⟨
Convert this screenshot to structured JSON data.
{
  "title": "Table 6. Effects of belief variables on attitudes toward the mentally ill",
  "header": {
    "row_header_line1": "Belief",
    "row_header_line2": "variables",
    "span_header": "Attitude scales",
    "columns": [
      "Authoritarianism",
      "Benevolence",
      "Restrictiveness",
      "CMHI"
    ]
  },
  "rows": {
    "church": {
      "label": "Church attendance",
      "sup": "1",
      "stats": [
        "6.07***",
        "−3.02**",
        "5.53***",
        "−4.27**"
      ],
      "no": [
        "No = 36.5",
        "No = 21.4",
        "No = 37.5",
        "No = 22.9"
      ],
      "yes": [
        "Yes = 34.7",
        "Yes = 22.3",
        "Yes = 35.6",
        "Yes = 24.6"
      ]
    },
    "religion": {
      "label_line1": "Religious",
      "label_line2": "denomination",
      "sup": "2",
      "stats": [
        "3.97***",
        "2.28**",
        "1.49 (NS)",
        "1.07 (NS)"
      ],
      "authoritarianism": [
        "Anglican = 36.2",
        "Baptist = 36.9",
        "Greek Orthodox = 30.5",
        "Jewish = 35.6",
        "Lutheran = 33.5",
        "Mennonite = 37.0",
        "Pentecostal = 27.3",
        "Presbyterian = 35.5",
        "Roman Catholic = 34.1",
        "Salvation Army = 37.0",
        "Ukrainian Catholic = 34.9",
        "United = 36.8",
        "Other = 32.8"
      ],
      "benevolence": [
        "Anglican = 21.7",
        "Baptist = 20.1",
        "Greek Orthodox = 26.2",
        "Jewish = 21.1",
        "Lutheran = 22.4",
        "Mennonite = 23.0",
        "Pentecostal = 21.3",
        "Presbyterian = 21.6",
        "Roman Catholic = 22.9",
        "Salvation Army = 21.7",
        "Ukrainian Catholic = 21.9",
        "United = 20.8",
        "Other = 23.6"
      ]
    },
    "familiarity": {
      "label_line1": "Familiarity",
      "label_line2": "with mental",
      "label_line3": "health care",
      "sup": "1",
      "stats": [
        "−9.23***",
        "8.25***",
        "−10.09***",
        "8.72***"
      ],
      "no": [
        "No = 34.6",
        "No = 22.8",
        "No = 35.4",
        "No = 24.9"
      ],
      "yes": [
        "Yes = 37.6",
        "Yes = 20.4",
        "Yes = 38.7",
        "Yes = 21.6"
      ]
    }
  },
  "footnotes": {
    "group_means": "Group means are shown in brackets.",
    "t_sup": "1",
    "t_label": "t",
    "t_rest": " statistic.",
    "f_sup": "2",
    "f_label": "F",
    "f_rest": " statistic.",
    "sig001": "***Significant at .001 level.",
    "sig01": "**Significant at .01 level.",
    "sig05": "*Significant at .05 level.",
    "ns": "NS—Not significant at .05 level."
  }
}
⟩
- JOB -
Repeat every line of the data, exactly and in full.

- OUTPUT FOR THIS TASK -
Convert this screenshot to structured JSON data.
{
  "title": "Table 6. Effects of belief variables on attitudes toward the mentally ill",
  "header": {
    "row_header_line1": "Belief",
    "row_header_line2": "variables",
    "span_header": "Attitude scales",
    "columns": [
      "Authoritarianism",
      "Benevolence",
      "Restrictiveness",
      "CMHI"
    ]
  },
  "rows": {
    "church": {
      "label": "Church attendance",
      "sup": "1",
      "stats": [
        "6.07***",
        "−3.02**",
        "5.53***",
        "−4.27**"
      ],
      "no": [
        "No = 36.5",
        "No = 21.4",
        "No = 37.5",
        "No = 22.9"
      ],
      "yes": [
        "Yes = 34.7",
        "Yes = 22.3",
        "Yes = 35.6",
        "Yes = 24.6"
      ]
    },
    "religion": {
      "label_line1": "Religious",
      "label_line2": "denomination",
      "sup": "2",
      "stats": [
        "3.97***",
        "2.28**",
        "1.49 (NS)",
        "1.07 (NS)"
      ],
      "authoritarianism": [
        "Anglican = 36.2",
        "Baptist = 36.9",
        "Greek Orthodox = 30.5",
        "Jewish = 35.6",
        "Lutheran = 33.5",
        "Mennonite = 37.0",
        "Pentecostal = 27.3",
        "Presbyterian = 35.5",
        "Roman Catholic = 34.1",
        "Salvation Army = 37.0",
        "Ukrainian Catholic = 34.9",
        "United = 36.8",
        "Other = 32.8"
      ],
      "benevolence": [
        "Anglican = 21.7",
        "Baptist = 20.1",
        "Greek Orthodox = 26.2",
        "Jewish = 21.1",
        "Lutheran = 22.4",
        "Mennonite = 23.0",
        "Pentecostal = 21.3",
        "Presbyterian = 21.6",
        "Roman Catholic = 22.9",
        "Salvation Army = 21.7",
        "Ukrainian Catholic = 21.9",
        "United = 20.8",
        "Other = 23.6"
      ]
    },
    "familiarity": {
      "label_line1": "Familiarity",
      "label_line2": "with mental",
      "label_line3": "health care",
      "sup": "1",
      "stats": [
        "−9.23***",
        "8.25***",
        "−10.09***",
        "8.72***"
      ],
      "no": [
        "No = 34.6",
        "No = 22.8",
        "No = 35.4",
        "No = 24.9"
      ],
      "yes": [
        "Yes = 37.6",
        "Yes = 20.4",
        "Yes = 38.7",
        "Yes = 21.6"
      ]
    }
  },
  "footnotes": {
    "group_means": "Group means are shown in brackets.",
    "t_sup": "1",
    "t_label": "t",
    "t_rest": " statistic.",
    "f_sup": "2",
    "f_label": "F",
    "f_rest": " statistic.",
    "sig001": "***Significant at .001 level.",
    "sig01": "**Significant at .01 level.",
    "sig05": "*Significant at .05 level.",
    "ns": "NS—Not significant at .05 level."
  }
}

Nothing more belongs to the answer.